Directions: Compute the number of lines that include the string "pressure", then output that number and nothing else.

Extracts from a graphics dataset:
>> Begin

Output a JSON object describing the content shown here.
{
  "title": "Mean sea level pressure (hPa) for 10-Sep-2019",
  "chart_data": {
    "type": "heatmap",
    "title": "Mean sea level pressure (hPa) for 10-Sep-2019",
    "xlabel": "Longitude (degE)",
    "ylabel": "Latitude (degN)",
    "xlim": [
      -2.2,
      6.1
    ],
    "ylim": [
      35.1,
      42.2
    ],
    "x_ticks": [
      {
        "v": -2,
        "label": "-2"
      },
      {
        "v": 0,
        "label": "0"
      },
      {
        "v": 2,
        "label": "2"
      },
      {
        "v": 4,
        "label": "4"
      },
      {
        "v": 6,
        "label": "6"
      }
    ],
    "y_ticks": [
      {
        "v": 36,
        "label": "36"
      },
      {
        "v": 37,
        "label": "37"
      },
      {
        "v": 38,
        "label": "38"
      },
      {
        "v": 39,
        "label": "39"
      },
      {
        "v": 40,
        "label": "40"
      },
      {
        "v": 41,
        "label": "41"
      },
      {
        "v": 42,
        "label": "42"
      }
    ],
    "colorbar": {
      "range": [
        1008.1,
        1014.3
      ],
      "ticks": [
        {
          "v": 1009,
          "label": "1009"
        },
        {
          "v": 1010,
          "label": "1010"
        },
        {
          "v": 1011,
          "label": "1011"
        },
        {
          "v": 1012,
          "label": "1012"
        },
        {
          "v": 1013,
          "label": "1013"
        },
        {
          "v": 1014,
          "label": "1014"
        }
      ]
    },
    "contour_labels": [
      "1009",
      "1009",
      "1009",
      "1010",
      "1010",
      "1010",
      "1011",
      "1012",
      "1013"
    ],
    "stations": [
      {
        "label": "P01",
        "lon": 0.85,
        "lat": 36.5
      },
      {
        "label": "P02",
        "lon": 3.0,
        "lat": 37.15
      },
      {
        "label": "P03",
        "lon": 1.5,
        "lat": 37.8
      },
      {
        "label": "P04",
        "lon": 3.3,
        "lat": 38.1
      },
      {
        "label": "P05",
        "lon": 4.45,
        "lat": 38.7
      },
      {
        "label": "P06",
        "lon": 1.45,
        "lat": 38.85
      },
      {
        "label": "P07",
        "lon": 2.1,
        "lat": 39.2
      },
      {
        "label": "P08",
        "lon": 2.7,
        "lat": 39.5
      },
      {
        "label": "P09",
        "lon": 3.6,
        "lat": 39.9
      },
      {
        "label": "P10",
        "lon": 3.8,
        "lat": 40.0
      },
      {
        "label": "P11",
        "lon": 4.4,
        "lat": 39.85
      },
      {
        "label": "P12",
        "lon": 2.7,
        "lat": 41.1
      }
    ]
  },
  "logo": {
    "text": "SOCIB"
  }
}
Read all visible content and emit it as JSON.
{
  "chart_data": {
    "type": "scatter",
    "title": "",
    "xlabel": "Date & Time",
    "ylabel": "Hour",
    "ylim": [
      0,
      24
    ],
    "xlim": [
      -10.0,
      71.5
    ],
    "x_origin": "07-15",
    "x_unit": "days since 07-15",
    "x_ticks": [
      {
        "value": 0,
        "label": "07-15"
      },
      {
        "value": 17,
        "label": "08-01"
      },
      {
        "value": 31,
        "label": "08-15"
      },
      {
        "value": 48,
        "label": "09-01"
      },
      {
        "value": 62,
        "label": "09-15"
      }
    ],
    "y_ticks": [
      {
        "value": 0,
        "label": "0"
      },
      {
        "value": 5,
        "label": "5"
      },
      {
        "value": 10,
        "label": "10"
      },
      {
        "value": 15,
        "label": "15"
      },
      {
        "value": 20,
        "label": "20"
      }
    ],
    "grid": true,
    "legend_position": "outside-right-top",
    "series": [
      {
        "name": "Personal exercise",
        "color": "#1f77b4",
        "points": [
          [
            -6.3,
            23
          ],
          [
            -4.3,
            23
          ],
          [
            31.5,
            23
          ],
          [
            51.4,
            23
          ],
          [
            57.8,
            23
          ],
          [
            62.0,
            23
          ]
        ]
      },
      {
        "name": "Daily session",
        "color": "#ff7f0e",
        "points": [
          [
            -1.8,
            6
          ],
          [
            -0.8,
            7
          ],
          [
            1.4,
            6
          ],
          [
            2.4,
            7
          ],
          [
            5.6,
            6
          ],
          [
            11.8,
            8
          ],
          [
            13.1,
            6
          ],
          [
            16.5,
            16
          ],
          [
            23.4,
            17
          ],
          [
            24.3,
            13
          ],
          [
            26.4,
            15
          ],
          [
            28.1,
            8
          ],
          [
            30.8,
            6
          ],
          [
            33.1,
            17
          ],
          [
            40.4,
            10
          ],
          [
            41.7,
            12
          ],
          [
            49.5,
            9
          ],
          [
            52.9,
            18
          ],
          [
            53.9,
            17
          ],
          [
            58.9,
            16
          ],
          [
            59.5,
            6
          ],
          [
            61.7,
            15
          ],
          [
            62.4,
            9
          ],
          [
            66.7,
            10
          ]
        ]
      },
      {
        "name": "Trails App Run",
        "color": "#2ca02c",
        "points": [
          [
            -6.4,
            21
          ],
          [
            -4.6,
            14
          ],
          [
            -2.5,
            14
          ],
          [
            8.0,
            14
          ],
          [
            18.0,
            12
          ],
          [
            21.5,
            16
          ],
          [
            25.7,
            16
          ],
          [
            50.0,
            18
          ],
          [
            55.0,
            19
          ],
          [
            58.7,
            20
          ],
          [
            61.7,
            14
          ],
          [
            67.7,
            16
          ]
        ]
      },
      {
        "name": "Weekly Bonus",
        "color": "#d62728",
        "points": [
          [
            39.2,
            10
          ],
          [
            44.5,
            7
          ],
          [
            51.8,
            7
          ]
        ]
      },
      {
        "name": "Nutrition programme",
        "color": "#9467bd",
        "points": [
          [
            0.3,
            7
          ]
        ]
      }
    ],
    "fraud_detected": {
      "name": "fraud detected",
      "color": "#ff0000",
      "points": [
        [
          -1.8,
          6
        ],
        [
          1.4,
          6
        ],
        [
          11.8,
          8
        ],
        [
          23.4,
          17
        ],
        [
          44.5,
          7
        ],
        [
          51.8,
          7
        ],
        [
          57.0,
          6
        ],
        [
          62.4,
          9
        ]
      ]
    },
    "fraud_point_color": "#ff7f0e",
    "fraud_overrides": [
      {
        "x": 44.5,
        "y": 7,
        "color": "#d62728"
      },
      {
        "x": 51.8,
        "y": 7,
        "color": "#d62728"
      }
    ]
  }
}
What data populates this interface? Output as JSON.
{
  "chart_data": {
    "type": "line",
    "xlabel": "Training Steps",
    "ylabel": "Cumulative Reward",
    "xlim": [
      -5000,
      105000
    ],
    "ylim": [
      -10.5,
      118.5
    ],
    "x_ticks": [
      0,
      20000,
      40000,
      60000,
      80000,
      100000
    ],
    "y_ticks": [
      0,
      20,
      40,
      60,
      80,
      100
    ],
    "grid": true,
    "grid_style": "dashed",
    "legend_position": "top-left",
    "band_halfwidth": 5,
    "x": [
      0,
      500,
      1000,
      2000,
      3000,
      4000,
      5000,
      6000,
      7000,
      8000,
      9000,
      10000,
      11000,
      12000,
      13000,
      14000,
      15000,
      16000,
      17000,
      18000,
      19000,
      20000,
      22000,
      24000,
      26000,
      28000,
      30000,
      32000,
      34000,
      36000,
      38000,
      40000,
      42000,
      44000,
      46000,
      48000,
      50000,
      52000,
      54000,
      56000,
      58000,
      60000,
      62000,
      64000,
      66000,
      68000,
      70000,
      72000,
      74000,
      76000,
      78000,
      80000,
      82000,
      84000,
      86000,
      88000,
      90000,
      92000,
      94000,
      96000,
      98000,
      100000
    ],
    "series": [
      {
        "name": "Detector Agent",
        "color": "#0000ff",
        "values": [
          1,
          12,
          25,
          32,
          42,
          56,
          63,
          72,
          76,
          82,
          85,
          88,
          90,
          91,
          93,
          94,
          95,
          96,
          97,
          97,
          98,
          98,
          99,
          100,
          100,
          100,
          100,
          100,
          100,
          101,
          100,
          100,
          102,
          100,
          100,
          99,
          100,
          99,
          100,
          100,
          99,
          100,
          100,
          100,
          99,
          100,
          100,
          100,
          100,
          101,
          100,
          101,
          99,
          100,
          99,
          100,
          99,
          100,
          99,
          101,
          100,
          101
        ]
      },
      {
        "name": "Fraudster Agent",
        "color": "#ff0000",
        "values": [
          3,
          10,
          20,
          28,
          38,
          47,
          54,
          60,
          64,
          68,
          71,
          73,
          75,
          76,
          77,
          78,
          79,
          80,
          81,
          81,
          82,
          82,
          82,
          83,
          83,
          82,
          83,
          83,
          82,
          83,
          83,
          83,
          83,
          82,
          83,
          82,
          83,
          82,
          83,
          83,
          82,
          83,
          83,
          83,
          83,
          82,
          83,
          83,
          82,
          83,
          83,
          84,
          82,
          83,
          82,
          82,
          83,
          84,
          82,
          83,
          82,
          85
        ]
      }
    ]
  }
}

>> End

Completed task: 2